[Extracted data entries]
===============

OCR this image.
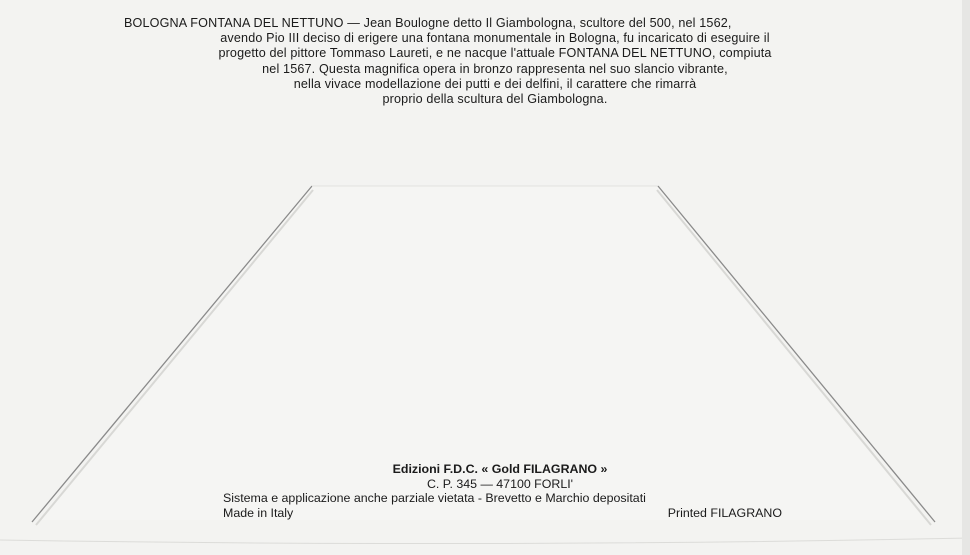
BOLOGNA FONTANA DEL NETTUNO — Jean Boulogne detto Il Giambologna, scultore del 500, nel 1562,
avendo Pio III deciso di erigere una fontana monumentale in Bologna, fu incaricato di eseguire il
progetto del pittore Tommaso Laureti, e ne nacque l'attuale FONTANA DEL NETTUNO, compiuta
nel 1567. Questa magnifica opera in bronzo rappresenta nel suo slancio vibrante,
nella vivace modellazione dei putti e dei delfini, il carattere che rimarrà
proprio della scultura del Giambologna.
Edizioni F.D.C. « Gold FILAGRANO »
C. P. 345 — 47100 FORLI'
Sistema e applicazione anche parziale vietata - Brevetto e Marchio depositati
Made in Italy	Printed FILAGRANO
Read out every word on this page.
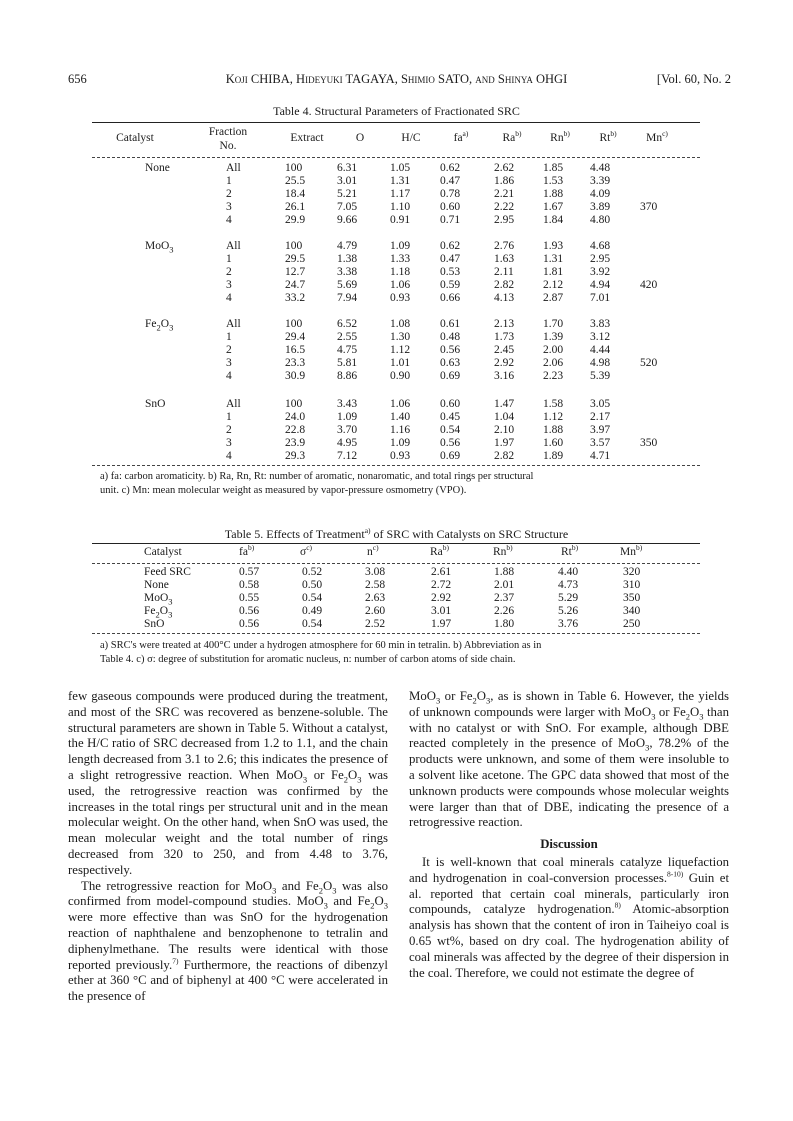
656	Koji CHIBA, Hideyuki TAGAYA, Shimio SATO, and Shinya OHGI	[Vol. 60, No. 2
Table 4. Structural Parameters of Fractionated SRC
Catalyst	Fraction
No.
Extract	O	H/C	$fa^{a)}$	Ra$^{b)}$	Rn$^{b)}$	Rt$^{b)}$	Mn$^{c)}$
None	All	100	6.31	1.05	0.62	2.62	1.85 4.48
1	25.5	3.01	1.31	0.47	1.86	1.53 3.39
2	18.4	5.21	1.17	0.78	2.21	1.88 4.09
3	26.1	7.05	1.10	0.60	2.22	1.67 3.89	370
4	29.9	9.66	0.91	0.71	2.95	1.84 4.80
MoO$_3$	All	100	4.79	1.09	0.62	2.76	1.93 4.68
1	29.5	1.38	1.33	0.47	1.63	1.31 2.95
2	12.7	3.38	1.18	0.53	2.11	1.81 3.92
3	24.7	5.69	1.06	0.59	2.82	2.12 4.94	420
4	33.2	7.94	0.93	0.66	4.13	2.87 7.01
$Fe_2O_3$	All	100	6.52	1.08	0.61	2.13	1.70 3.83
1	29.4	2.55	1.30	0.48	1.73	1.39 3.12
2	16.5	4.75	1.12	0.56	2.45	2.00 4.44
3	23.3	5.81	1.01	0.63	2.92	2.06 4.98	520
4	30.9	8.86	0.90	0.69	3.16	2.23 5.39
SnO	All	100	3.43	1.06	0.60	1.47	1.58 3.05
1	24.0	1.09	1.40	0.45	1.04	1.12 2.17
2	22.8	3.70	1.16	0.54	2.10	1.88 3.97
3	23.9	4.95	1.09	0.56	1.97	1.60 3.57	350
4	29.3	7.12	0.93	0.69	2.82	1.89 4.71
a) fa: carbon aromaticity. b) Ra, Rn, Rt: number of aromatic, nonaromatic, and total rings per structural
unit. c) Mn: mean molecular weight as measured by vapor-pressure osmometry (VPO).
Table 5. Effects of Treatment$^{a)}$ of SRC with Catalysts on SRC Structure
Catalyst	$fa^{b)}$	$\sigma^{c)}$	$n^{c)}$	Ra$^{b)}$	Rn$^{b)}$	Rt$^{b)}$	Mn$^{b)}$
Feed SRC	0.57	0.52	3.08	2.61	1.88	4.40	320
None	0.58	0.50	2.58	2.72	2.01	4.73	310
MoO$_3$	0.55	0.54	2.63	2.92	2.37	5.29	350
$Fe_2O_3$	0.56	0.49	2.60	3.01	2.26	5.26	340
SnO	0.56	0.54	2.52	1.97	1.80	3.76	250
a) SRC's were treated at 400°C under a hydrogen atmosphere for 60 min in tetralin. b) Abbreviation as in
Table 4. c) σ: degree of substitution for aromatic nucleus, n: number of carbon atoms of side chain.

few gaseous compounds were produced during the treatment, and most of the SRC was recovered as benzene-soluble. The structural parameters are shown in Table 5. Without a catalyst, the H/C ratio of SRC decreased from 1.2 to 1.1, and the chain length decreased from 3.1 to 2.6; this indicates the presence of a slight retrogressive reaction. When MoO$_3$ or $Fe_2O_3$ was used, the retrogressive reaction was confirmed by the increases in the total rings per structural unit and in the mean molecular weight. On the other hand, when SnO was used, the mean molecular weight and the total number of rings decreased from 320 to 250, and from 4.48 to 3.76, respectively.

The retrogressive reaction for MoO$_3$ and $Fe_2O_3$ was also confirmed from model-compound studies. MoO$_3$ and $Fe_2O_3$ were more effective than was SnO for the hydrogenation reaction of naphthalene and benzophenone to tetralin and diphenylmethane. The results were identical with those reported previously.$^{7)}$ Furthermore, the reactions of dibenzyl ether at 360 °C and of biphenyl at 400 °C were accelerated in the presence of

MoO$_3$ or $Fe_2O_3$, as is shown in Table 6. However, the yields of unknown compounds were larger with MoO$_3$ or $Fe_2O_3$ than with no catalyst or with SnO. For example, although DBE reacted completely in the presence of MoO$_3$, 78.2% of the products were unknown, and some of them were insoluble to a solvent like acetone. The GPC data showed that most of the unknown products were compounds whose molecular weights were larger than that of DBE, indicating the presence of a retrogressive reaction.

Discussion

It is well-known that coal minerals catalyze liquefaction and hydrogenation in coal-conversion processes.$^{8-10)}$ Guin et al. reported that certain coal minerals, particularly iron compounds, catalyze hydrogenation.$^{8)}$ Atomic-absorption analysis has shown that the content of iron in Taiheiyo coal is 0.65 wt%, based on dry coal. The hydrogenation ability of coal minerals was affected by the degree of their dispersion in the coal. Therefore, we could not estimate the degree of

===============

**Written instruction:**
Copy each line of the listing that holds the word "tetralin".

**Solution to this exercise:**
a) SRC's were treated at 400°C under a hydrogen atmosphere for 60 min in tetralin. b) Abbreviation as in
The retrogressive reaction for MoO$_3$ and $Fe_2O_3$ was also confirmed from model-compound studies. MoO$_3$ and $Fe_2O_3$ were more effective than was SnO for the hydrogenation reaction of naphthalene and benzophenone to tetralin and diphenylmethane. The results were identical with those reported previously.$^{7)}$ Furthermore, the reactions of dibenzyl ether at 360 °C and of biphenyl at 400 °C were accelerated in the presence of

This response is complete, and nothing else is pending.